### Data rows
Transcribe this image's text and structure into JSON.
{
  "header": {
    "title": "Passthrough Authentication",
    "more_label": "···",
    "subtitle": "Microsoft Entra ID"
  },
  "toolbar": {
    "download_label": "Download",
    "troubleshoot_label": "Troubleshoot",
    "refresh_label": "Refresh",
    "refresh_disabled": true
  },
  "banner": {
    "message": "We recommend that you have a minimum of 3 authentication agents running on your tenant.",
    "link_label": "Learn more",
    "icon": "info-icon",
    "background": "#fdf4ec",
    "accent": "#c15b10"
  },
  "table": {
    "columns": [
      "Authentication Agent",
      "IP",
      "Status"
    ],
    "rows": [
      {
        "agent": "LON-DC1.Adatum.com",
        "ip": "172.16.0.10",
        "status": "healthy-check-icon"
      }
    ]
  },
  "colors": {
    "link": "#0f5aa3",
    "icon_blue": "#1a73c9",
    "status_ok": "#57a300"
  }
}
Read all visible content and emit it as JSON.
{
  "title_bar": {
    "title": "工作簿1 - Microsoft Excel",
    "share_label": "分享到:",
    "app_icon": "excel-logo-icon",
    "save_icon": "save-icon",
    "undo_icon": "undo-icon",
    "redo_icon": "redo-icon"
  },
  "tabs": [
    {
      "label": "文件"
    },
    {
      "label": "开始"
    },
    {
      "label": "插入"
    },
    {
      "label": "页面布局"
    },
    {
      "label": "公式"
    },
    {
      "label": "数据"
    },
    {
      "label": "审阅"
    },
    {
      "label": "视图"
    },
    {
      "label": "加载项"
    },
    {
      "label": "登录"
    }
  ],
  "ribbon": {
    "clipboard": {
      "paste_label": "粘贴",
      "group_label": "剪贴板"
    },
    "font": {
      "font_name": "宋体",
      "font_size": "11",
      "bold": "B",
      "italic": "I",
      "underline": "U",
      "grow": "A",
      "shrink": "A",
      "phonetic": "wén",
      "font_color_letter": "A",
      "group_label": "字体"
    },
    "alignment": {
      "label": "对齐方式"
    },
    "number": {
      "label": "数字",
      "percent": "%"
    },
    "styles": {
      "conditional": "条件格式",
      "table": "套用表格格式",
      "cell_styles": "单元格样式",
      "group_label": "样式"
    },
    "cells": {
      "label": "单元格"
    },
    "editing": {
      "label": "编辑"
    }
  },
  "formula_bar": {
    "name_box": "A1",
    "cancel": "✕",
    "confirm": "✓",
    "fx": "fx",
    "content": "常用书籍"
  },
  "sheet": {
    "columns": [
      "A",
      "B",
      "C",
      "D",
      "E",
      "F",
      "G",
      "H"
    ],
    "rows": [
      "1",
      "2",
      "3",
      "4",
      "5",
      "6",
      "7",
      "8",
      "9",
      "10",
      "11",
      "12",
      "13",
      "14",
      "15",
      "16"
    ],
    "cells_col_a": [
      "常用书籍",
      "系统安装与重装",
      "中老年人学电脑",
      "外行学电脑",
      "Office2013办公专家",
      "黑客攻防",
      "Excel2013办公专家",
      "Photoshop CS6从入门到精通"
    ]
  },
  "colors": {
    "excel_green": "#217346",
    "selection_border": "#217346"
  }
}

### Task brief
Copy out all of the records shown above exactly.

### Full answer
Transcribe this image's text and structure into JSON.
{
  "header": {
    "title": "Passthrough Authentication",
    "more_label": "···",
    "subtitle": "Microsoft Entra ID"
  },
  "toolbar": {
    "download_label": "Download",
    "troubleshoot_label": "Troubleshoot",
    "refresh_label": "Refresh",
    "refresh_disabled": true
  },
  "banner": {
    "message": "We recommend that you have a minimum of 3 authentication agents running on your tenant.",
    "link_label": "Learn more",
    "icon": "info-icon",
    "background": "#fdf4ec",
    "accent": "#c15b10"
  },
  "table": {
    "columns": [
      "Authentication Agent",
      "IP",
      "Status"
    ],
    "rows": [
      {
        "agent": "LON-DC1.Adatum.com",
        "ip": "172.16.0.10",
        "status": "healthy-check-icon"
      }
    ]
  },
  "colors": {
    "link": "#0f5aa3",
    "icon_blue": "#1a73c9",
    "status_ok": "#57a300"
  }
}
Read all visible content and emit it as JSON.
{
  "title_bar": {
    "title": "工作簿1 - Microsoft Excel",
    "share_label": "分享到:",
    "app_icon": "excel-logo-icon",
    "save_icon": "save-icon",
    "undo_icon": "undo-icon",
    "redo_icon": "redo-icon"
  },
  "tabs": [
    {
      "label": "文件"
    },
    {
      "label": "开始"
    },
    {
      "label": "插入"
    },
    {
      "label": "页面布局"
    },
    {
      "label": "公式"
    },
    {
      "label": "数据"
    },
    {
      "label": "审阅"
    },
    {
      "label": "视图"
    },
    {
      "label": "加载项"
    },
    {
      "label": "登录"
    }
  ],
  "ribbon": {
    "clipboard": {
      "paste_label": "粘贴",
      "group_label": "剪贴板"
    },
    "font": {
      "font_name": "宋体",
      "font_size": "11",
      "bold": "B",
      "italic": "I",
      "underline": "U",
      "grow": "A",
      "shrink": "A",
      "phonetic": "wén",
      "font_color_letter": "A",
      "group_label": "字体"
    },
    "alignment": {
      "label": "对齐方式"
    },
    "number": {
      "label": "数字",
      "percent": "%"
    },
    "styles": {
      "conditional": "条件格式",
      "table": "套用表格格式",
      "cell_styles": "单元格样式",
      "group_label": "样式"
    },
    "cells": {
      "label": "单元格"
    },
    "editing": {
      "label": "编辑"
    }
  },
  "formula_bar": {
    "name_box": "A1",
    "cancel": "✕",
    "confirm": "✓",
    "fx": "fx",
    "content": "常用书籍"
  },
  "sheet": {
    "columns": [
      "A",
      "B",
      "C",
      "D",
      "E",
      "F",
      "G",
      "H"
    ],
    "rows": [
      "1",
      "2",
      "3",
      "4",
      "5",
      "6",
      "7",
      "8",
      "9",
      "10",
      "11",
      "12",
      "13",
      "14",
      "15",
      "16"
    ],
    "cells_col_a": [
      "常用书籍",
      "系统安装与重装",
      "中老年人学电脑",
      "外行学电脑",
      "Office2013办公专家",
      "黑客攻防",
      "Excel2013办公专家",
      "Photoshop CS6从入门到精通"
    ]
  },
  "colors": {
    "excel_green": "#217346",
    "selection_border": "#217346"
  }
}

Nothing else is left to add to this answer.